Source records:
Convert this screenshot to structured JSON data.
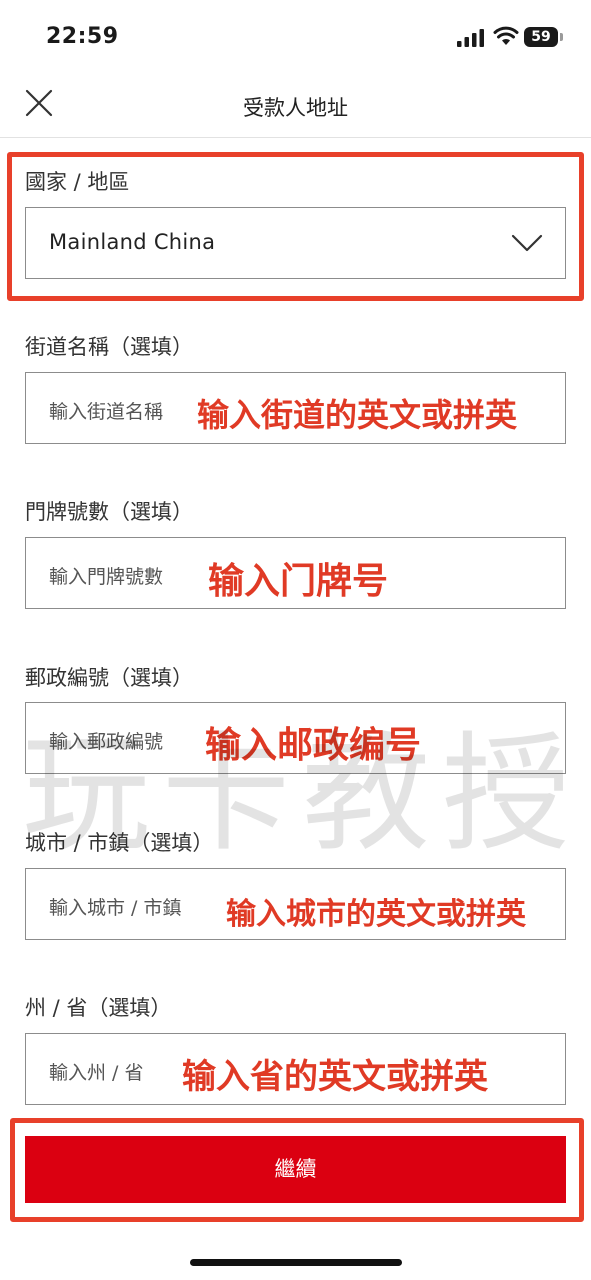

---

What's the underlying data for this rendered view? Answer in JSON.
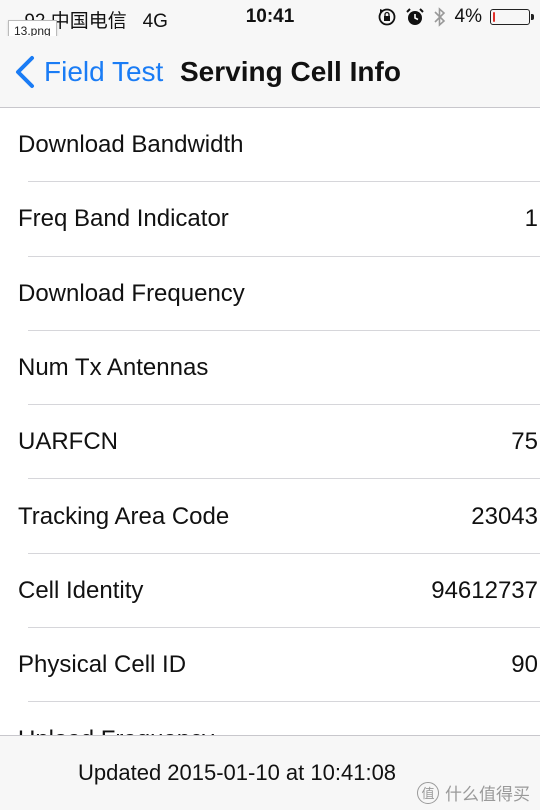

...

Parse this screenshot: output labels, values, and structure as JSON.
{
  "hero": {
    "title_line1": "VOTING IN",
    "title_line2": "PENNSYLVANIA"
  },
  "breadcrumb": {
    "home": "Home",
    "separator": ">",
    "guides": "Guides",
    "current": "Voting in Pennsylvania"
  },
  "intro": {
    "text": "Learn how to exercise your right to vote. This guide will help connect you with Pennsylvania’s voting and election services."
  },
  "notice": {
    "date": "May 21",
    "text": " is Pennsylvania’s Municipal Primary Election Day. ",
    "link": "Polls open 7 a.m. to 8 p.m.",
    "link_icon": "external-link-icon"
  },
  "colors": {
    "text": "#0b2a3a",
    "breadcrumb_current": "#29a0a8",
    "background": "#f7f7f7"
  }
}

Work instructions: In the records above, locate the lines holding the word "data". Copy each of them.

Output below:
Convert this screenshot to structured JSON data.
What's the underlying data for this rendered view? Answer in JSON.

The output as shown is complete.